::: Exercise data :::
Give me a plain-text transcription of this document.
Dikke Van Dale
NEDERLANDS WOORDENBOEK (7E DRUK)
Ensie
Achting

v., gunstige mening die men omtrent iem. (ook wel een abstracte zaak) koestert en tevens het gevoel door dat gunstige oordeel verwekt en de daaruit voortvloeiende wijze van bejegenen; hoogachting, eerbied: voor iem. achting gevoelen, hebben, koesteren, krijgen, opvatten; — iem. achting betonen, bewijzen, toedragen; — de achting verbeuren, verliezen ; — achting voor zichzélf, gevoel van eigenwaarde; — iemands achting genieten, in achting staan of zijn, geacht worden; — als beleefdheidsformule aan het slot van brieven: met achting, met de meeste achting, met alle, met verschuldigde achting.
:::
**Exercise objective**
Extract all of the material exactly as it is written.

**Solution for this exercise**
Give me a plain-text transcription of this document.
Dikke Van Dale
NEDERLANDS WOORDENBOEK (7E DRUK)
Ensie
Achting

v., gunstige mening die men omtrent iem. (ook wel een abstracte zaak) koestert en tevens het gevoel door dat gunstige oordeel verwekt en de daaruit voortvloeiende wijze van bejegenen; hoogachting, eerbied: voor iem. achting gevoelen, hebben, koesteren, krijgen, opvatten; — iem. achting betonen, bewijzen, toedragen; — de achting verbeuren, verliezen ; — achting voor zichzélf, gevoel van eigenwaarde; — iemands achting genieten, in achting staan of zijn, geacht worden; — als beleefdheidsformule aan het slot van brieven: met achting, met de meeste achting, met alle, met verschuldigde achting.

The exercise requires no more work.